■ Document:
* Start *

My allocation for my M3 just came in for March build and I have to let the dealer know by Monday 2/17. The M3 will be a second car. My 2003 Cobra will be sold.

The problem? I live on a 1 mile dirt road in the Southwest and my WRX wagon has been great. No matter what the weather or driving conditions, the car handles and performs. Mountain driving through New Mexico, Colorado, Utah, Arizona and Nevada is a thrill. The way the 4 wheel drive pulls through corners adds to the enjoyment. The WRX was built for me. If I could wish for anything else it would be another 50 HP or more and the new STi has it.

The M3, however, I lust for but it may wind up being a fair weather toy instead of something to put serious miles on. The oil usage issue is disturbing me (see Car & Driver March 2003 and thanks Pinecone for your response on another site). I am also concerned over the lack of max performance all-season tires available (like Michelin Pilot Sport A/S with a Y rating) that can help get me home if my road turns to chocolate syrup.

The Subaru dealer gave me a brochure on the STi but the specs are not finalized. Obviously, there is nothing to drive yet. As of now, the wing can be deleted (thank you!) so there is a good chance that the STi will look like an adult car.

So the big decision remains: The M3 which I lust for or the unknown STi which probably suits my needs. Just 48 hours to go for the yes or no.


----------



## webguy330i (Jan 9, 2002)

Wow I never expected to find this thread in the M forum! 

I too am highly interested in the STi. I have done as much research as one can do right now, short of going to Japan to drive a j-spec model. From what I can tell, this will be a hell of a car. It will obviously be a lot different than the M3, but honestly if I can get this kind of performance out of $32k I think it's one hell of a bargain.

pdz, speculation has this car running mid-high 4's 0-60. The gearing should be quite nice, check out http://www.cars101.com/subaru/impreza/wrxsti2004.html for lots of information... they only list 5 gears though, so I imagine they just omitted 6th since 5th is a 0.97.

Here's a speculative performance chart also:
http://www.car-videos.com/performance/view.asp?id1=169&id2=0

Compare it to the M3 numbers. Interesting!! 

I just saw the car in person at the TO auto show also, and wow. It's gorgeous IMO. Little bit of extra wheel gap, but not too much. My choice is blue / silver rims.

As more information becomes available I'll try to remember to post it up here. All I have right now is the internet and a wimpy brochure Scooby sent me. =/

Oh pics from the auto show:


----------



## SWM3 (Dec 17, 2002)

I told the dealer that although I really wanted the M3 with SMG, I could not order it at this time. Without more information on the STi, I could not make a proper decision. 

webguy330i - thanks for the info!


----------



## M3Inline6 (Oct 7, 2002)

Have you considered the EVOVIII over the Sti!? It clearly is the better performer, and in my opinion, the better looker.


----------



## webguy330i (Jan 9, 2002)

* End *

■ Stated exercise A:
Name every US state mentioned in the M3 and STi thread.
■ Stated exercise B:
In the M3 and STi thread, take the part that opens with the words containing "The M3, however, I" and closes with "the yes or no.", and write it out again with "chocolate syrup" swapped for "peanut butter".

■ Stored rows:
* Start *

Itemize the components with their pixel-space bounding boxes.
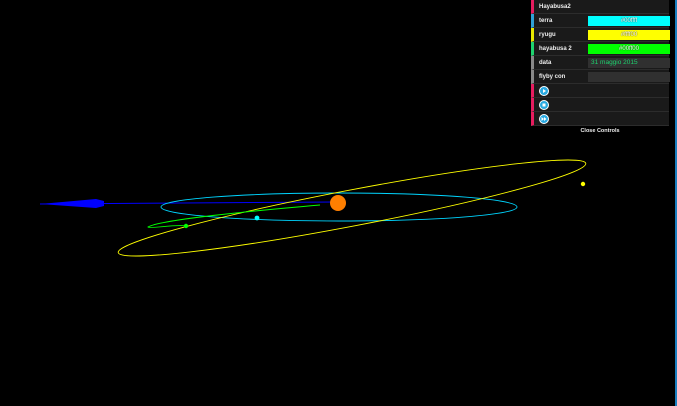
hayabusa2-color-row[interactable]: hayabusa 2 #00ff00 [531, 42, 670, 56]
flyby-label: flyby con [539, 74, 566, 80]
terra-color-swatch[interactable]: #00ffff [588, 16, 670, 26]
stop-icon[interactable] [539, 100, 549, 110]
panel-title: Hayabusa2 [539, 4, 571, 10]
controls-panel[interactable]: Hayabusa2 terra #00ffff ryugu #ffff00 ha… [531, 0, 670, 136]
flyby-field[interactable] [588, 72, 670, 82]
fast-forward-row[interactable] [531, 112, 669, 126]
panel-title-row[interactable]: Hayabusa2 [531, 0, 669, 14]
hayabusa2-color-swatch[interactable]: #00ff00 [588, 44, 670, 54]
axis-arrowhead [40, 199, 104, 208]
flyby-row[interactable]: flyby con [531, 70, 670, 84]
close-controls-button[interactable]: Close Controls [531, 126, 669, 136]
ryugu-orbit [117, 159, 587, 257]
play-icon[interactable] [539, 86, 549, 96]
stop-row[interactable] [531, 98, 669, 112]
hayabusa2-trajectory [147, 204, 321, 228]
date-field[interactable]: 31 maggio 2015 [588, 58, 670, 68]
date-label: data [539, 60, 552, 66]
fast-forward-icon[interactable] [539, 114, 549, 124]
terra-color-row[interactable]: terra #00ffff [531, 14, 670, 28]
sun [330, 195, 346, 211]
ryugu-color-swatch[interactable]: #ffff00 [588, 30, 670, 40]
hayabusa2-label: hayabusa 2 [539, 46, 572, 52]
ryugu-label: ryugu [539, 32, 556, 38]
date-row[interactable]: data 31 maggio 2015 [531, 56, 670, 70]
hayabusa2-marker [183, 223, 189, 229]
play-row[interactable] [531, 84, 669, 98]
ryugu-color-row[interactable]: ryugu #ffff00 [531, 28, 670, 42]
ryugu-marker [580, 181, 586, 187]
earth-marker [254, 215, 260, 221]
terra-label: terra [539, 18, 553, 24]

* End *
* Start *

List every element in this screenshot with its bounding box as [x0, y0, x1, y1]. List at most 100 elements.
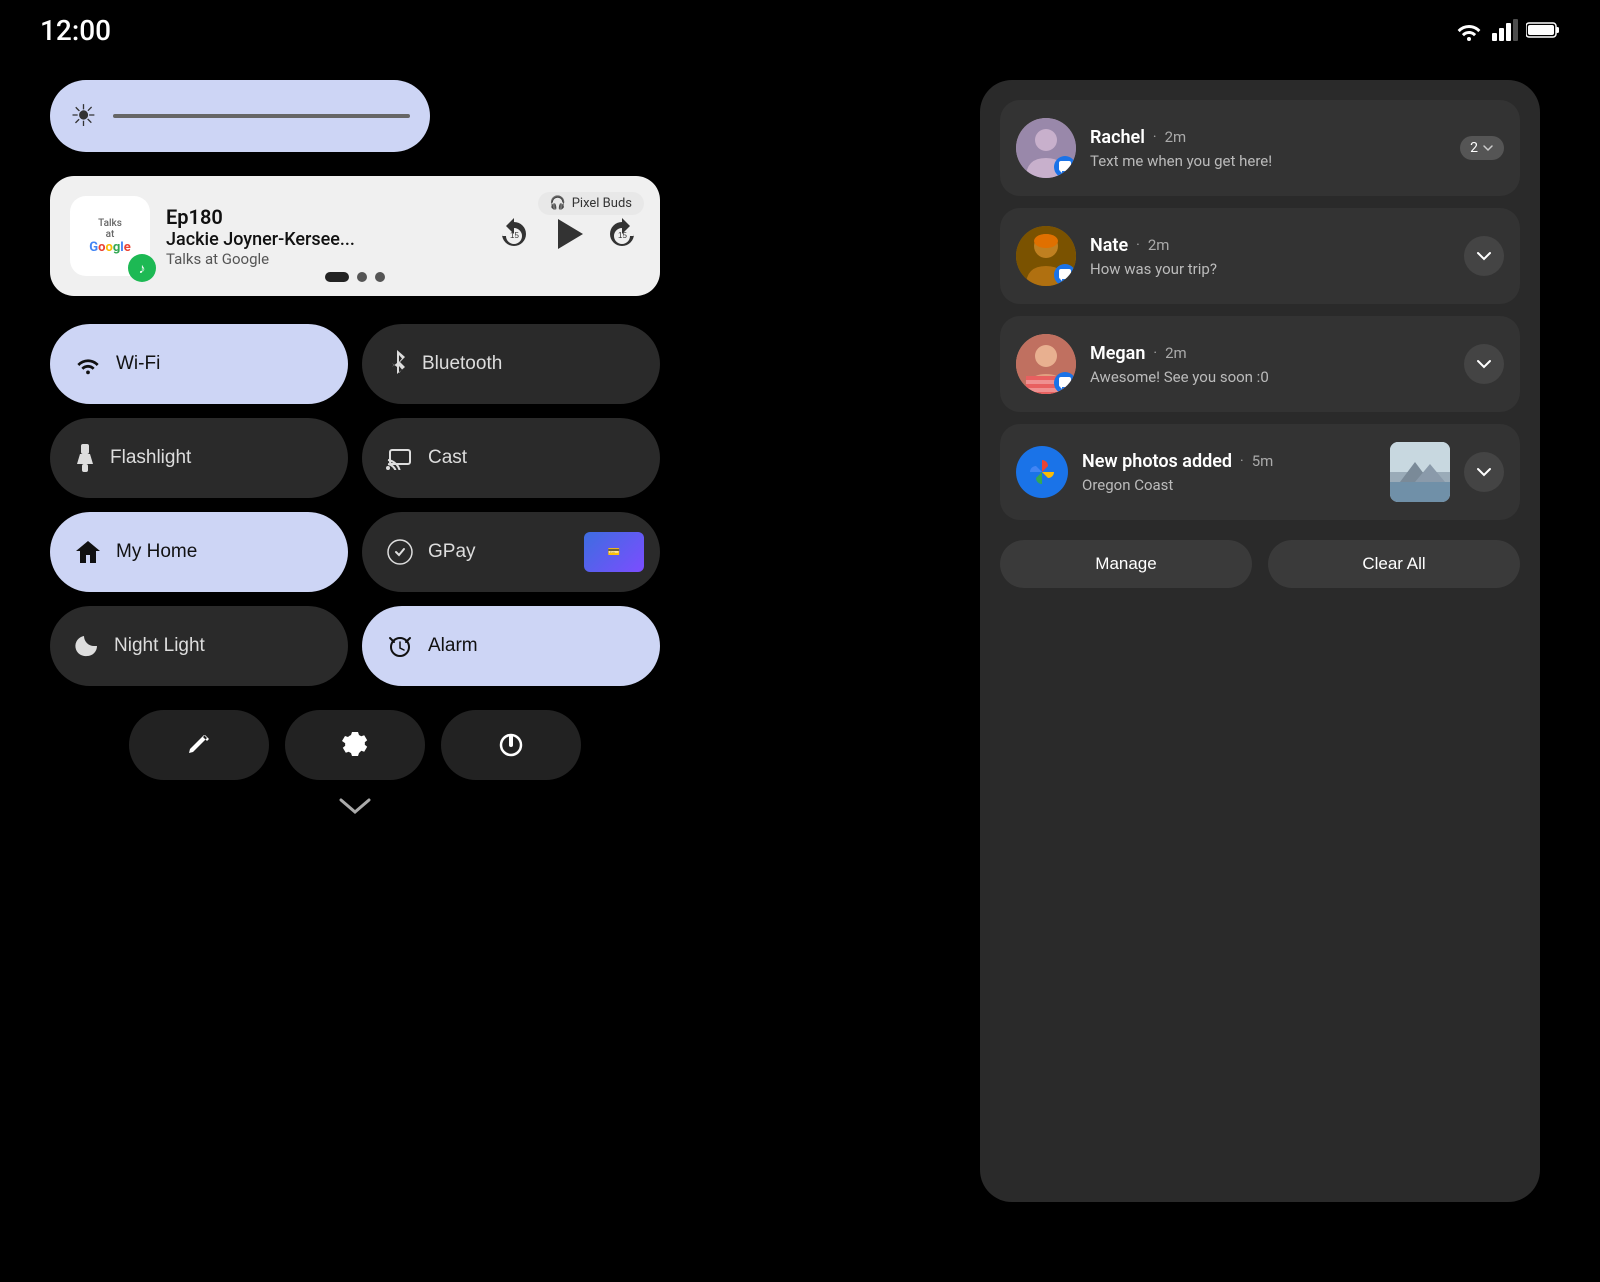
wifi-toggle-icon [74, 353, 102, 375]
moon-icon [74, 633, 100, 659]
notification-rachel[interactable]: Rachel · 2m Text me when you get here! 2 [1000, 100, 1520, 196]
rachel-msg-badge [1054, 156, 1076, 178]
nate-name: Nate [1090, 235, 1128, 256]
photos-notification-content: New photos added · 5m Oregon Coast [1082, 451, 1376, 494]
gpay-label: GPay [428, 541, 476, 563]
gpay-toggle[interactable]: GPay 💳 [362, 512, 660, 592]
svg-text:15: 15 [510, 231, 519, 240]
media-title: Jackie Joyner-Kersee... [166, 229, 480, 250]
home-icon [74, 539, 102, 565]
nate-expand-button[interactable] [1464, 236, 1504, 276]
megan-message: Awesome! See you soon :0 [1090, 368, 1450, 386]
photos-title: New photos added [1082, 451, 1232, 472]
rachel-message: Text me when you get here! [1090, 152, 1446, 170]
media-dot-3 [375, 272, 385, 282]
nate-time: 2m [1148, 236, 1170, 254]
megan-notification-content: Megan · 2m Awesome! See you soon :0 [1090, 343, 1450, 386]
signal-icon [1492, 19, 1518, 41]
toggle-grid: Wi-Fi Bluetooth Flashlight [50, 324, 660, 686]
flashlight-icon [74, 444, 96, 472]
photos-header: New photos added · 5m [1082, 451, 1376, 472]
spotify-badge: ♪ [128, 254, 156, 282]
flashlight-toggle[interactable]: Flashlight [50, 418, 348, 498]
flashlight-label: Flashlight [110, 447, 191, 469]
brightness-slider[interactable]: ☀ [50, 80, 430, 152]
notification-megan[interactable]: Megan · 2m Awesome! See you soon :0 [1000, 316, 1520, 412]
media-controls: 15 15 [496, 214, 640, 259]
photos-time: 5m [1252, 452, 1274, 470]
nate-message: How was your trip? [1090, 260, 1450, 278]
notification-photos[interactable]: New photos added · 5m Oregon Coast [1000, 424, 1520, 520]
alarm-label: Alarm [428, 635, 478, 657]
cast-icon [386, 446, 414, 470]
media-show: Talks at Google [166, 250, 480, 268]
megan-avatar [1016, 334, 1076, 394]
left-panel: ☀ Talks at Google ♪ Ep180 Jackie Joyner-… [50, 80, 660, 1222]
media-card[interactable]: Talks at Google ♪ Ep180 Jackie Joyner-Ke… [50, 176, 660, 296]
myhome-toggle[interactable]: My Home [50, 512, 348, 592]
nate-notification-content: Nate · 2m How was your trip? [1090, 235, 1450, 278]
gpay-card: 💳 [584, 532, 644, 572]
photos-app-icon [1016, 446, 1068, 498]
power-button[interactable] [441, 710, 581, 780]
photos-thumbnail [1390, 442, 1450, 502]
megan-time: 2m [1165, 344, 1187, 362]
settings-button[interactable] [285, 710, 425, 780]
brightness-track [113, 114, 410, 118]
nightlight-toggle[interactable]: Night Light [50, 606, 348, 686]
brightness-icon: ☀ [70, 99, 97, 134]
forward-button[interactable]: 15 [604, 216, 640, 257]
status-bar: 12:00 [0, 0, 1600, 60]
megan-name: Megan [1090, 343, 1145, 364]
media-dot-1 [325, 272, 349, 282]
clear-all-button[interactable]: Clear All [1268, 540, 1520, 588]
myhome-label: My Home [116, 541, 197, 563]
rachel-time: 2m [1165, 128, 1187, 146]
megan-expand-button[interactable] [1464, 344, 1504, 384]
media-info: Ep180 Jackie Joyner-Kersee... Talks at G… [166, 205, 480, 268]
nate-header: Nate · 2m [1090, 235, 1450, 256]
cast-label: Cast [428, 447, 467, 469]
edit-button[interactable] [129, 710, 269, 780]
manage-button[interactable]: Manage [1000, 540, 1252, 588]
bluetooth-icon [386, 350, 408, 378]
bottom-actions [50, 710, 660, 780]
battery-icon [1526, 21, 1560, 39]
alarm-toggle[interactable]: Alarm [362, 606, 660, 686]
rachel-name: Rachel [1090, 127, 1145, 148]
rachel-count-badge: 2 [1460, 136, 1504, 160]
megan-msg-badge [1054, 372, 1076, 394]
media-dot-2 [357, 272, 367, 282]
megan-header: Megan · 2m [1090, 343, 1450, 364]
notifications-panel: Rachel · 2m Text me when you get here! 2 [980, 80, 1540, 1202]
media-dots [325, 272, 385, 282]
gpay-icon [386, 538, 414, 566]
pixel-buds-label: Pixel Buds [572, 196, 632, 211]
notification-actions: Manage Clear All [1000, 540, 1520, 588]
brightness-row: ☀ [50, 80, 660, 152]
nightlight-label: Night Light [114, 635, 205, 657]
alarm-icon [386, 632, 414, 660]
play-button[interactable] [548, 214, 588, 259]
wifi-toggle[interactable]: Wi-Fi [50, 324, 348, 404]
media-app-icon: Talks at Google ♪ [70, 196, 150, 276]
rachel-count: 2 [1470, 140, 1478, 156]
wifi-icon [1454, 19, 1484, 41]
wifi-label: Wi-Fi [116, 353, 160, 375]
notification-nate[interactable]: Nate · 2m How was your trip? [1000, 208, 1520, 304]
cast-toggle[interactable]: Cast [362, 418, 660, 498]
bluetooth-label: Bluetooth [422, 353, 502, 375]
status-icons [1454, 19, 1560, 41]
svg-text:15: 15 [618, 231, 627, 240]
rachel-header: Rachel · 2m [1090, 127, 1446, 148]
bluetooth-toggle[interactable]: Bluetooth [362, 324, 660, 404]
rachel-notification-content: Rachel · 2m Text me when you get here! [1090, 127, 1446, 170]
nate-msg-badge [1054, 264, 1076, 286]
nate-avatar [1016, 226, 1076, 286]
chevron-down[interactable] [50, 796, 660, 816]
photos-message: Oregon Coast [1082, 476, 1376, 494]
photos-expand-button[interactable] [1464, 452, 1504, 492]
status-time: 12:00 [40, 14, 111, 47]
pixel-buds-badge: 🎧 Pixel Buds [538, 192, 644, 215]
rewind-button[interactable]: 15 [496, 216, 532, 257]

* End *

■ Correct response A:
New Mexico, Colorado, Utah, Arizona, Nevada

■ Correct response B:
The M3, however, I lust for but it may wind up being a fair weather toy instead of something to put serious miles on. The oil usage issue is disturbing me (see Car & Driver March 2003 and thanks Pinecone for your response on another site). I am also concerned over the lack of max performance all-season tires available (like Michelin Pilot Sport A/S with a Y rating) that can help get me home if my road turns to peanut butter.

The Subaru dealer gave me a brochure on the STi but the specs are not finalized. Obviously, there is nothing to drive yet. As of now, the wing can be deleted (thank you!) so there is a good chance that the STi will look like an adult car.

So the big decision remains: The M3 which I lust for or the unknown STi which probably suits my needs. Just 48 hours to go for the yes or no.